Команда санитаров состояла из студентов петроградских институтов: Технологического и Инженеров путей сообщения. Поезд был прикреплен к Восточному фронту, где тогда шла борьба с Колчаком. Я в то время числился студентом Технологического института, и ребята, увидев меня, потащили к себе. Выбора у меня не было, и я поехал с ними.
По непонятным причинам наш поезд катали взад-вперед, но раненых мы почти не возили. Бывало, направляли наш поезд в Сызрань, стоял он несколько дней километров за сто от Сызрани, и неожиданно возвращали его в Рязань. Там стоял какое-то время, и снова направляли его к фронту, а оттуда порожняком загоняли куда-нибудь в тыл. Такое бесцельное и странное использование специального поезда никого не удивляло. Все на поезде привыкли к этому.

▶ Задание
Ответьте по тексту для чтения, к какому фронту был прикреплен поезд.

▶ Представленные данные
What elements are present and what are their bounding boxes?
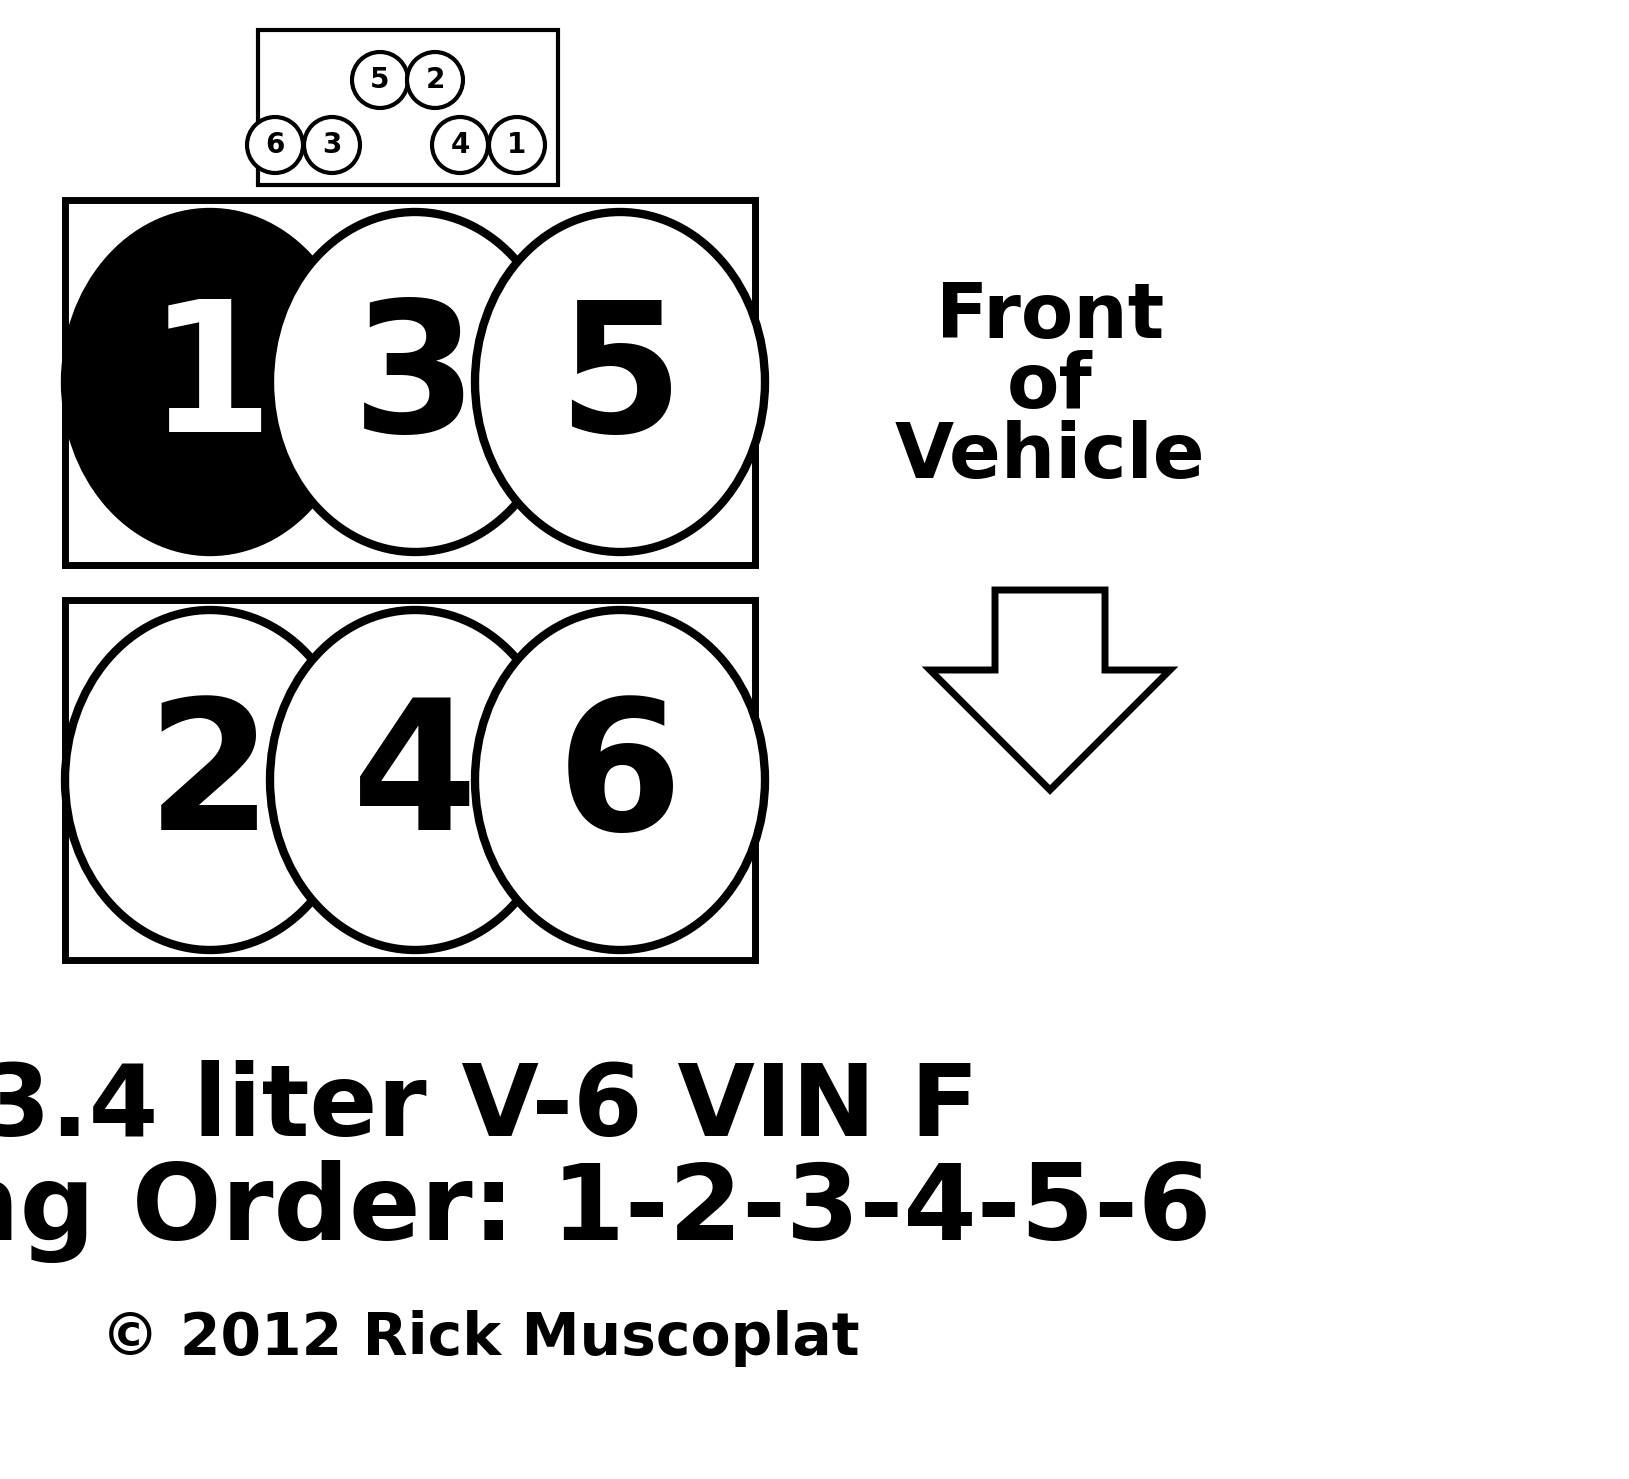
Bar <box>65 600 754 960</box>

▶ Ответ
Поезд был прикреплен к Восточному фронту, где тогда шла борьба с Колчаком.